» **TASK**: In the records below, pick out all lines containing the word "stars".

» **EXTRACTED ENTRIES**:
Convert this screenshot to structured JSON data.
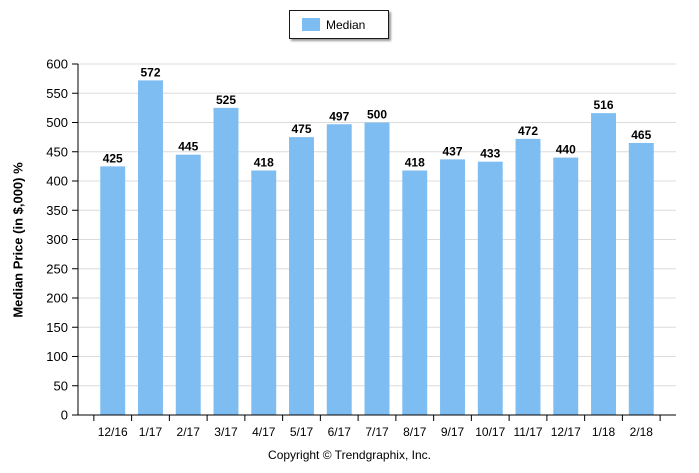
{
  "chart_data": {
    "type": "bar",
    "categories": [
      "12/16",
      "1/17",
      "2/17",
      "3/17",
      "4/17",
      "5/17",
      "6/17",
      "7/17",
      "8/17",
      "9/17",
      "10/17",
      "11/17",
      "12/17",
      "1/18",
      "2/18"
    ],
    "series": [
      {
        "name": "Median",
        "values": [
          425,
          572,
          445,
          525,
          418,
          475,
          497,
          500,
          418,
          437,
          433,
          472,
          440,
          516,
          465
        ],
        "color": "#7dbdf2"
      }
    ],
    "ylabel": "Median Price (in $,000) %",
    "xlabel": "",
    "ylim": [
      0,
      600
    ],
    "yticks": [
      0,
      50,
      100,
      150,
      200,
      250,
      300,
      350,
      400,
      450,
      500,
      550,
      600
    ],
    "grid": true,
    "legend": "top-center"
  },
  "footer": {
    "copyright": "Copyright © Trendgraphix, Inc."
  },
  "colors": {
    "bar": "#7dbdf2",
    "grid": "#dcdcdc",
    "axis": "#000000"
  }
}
==
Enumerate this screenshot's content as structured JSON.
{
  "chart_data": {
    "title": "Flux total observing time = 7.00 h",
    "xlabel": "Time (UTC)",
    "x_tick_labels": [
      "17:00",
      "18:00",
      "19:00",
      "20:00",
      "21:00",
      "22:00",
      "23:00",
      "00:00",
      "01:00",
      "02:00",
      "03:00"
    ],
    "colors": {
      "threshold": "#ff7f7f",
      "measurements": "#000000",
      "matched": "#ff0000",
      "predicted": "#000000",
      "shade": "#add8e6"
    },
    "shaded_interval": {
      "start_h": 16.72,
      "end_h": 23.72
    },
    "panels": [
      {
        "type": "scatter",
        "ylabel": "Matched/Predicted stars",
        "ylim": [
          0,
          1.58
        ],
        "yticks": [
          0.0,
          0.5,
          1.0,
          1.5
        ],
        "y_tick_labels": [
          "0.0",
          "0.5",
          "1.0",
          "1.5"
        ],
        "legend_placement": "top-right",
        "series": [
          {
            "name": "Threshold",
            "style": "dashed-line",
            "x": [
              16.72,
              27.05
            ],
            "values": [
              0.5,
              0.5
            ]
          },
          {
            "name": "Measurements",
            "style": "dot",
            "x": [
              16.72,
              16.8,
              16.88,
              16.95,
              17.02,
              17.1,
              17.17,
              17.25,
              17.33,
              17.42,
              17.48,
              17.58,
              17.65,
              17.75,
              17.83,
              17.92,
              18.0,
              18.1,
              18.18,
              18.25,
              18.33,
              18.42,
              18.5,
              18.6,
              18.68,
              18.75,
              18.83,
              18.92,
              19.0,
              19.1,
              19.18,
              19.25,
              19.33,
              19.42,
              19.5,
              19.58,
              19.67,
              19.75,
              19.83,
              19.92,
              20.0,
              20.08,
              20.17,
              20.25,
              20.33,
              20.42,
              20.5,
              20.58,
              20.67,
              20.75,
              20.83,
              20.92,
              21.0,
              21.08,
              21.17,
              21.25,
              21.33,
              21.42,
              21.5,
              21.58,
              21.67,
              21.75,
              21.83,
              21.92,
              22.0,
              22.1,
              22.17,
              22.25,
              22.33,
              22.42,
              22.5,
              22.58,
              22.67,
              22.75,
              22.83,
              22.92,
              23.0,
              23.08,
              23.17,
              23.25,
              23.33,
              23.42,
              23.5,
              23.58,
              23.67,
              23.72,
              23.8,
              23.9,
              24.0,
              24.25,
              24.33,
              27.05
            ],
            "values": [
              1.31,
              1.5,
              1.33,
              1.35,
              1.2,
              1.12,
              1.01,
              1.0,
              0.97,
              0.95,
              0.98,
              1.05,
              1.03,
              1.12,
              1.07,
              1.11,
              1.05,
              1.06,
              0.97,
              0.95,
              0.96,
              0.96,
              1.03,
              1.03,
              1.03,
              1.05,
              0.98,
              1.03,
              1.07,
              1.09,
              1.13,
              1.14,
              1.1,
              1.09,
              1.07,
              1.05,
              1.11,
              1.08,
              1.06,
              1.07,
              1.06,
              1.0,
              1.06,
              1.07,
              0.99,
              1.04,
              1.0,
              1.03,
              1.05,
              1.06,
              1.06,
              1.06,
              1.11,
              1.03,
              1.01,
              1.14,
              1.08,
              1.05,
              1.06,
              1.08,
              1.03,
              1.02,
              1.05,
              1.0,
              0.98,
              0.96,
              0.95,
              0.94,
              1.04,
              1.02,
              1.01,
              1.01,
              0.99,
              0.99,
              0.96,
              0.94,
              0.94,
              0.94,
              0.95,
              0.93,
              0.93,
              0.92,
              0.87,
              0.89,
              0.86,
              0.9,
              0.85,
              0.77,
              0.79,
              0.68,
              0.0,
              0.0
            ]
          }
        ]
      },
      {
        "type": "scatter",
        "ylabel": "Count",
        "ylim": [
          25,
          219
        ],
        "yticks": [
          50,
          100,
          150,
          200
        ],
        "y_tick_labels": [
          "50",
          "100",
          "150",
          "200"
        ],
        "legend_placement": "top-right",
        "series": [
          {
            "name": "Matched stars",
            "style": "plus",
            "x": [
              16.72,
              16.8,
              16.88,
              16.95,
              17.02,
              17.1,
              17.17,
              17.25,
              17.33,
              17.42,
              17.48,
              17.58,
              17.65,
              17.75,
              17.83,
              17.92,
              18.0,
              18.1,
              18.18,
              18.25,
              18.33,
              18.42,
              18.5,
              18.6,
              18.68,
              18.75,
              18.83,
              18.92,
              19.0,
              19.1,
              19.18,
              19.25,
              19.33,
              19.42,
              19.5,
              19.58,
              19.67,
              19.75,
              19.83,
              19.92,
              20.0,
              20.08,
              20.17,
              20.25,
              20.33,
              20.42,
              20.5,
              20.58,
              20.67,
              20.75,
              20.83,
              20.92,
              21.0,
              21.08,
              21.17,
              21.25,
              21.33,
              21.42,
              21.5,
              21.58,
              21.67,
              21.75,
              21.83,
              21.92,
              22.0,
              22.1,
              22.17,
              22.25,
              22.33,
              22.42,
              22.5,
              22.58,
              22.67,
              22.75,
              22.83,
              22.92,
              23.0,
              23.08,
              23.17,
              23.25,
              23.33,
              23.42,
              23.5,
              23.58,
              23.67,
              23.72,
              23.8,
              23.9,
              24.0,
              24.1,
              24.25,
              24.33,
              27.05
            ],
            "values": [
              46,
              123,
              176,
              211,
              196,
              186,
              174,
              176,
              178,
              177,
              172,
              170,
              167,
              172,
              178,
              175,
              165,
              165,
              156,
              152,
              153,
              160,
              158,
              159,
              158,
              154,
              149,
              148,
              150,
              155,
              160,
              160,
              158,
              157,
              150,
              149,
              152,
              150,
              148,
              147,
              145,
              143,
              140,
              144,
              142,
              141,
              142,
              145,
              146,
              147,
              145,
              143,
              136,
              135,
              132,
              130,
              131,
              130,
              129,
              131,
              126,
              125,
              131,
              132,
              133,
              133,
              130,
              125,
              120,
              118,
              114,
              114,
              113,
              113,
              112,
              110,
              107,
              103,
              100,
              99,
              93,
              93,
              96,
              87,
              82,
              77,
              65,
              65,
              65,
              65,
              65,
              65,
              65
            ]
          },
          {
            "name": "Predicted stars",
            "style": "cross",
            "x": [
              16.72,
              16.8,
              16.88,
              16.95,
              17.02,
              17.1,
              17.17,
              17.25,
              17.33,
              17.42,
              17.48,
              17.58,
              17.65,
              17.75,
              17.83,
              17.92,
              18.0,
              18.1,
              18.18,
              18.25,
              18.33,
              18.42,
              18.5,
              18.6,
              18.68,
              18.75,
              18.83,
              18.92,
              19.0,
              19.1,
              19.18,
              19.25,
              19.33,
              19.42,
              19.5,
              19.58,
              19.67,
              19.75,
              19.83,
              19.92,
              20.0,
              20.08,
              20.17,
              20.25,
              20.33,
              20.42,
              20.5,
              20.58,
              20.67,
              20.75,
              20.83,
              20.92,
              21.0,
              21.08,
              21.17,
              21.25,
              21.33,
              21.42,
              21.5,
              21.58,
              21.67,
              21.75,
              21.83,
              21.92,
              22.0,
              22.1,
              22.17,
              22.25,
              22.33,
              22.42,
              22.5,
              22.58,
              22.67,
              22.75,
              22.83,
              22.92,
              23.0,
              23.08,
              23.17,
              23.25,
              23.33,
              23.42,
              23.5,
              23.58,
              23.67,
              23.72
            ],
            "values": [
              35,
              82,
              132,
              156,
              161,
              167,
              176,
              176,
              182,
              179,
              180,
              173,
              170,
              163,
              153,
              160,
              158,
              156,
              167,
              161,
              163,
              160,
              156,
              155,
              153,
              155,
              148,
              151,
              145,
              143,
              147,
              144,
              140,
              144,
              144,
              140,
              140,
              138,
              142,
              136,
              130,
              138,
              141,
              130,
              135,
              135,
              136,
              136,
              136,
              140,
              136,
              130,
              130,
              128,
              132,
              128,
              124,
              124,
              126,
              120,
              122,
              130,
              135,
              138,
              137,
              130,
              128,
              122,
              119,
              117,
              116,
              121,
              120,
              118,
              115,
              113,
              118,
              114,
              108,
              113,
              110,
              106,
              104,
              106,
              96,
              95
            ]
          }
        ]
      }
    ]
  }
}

» **WRITTEN RESPONSE**:
        "ylabel": "Matched/Predicted stars",
            "name": "Matched stars",
            "name": "Predicted stars",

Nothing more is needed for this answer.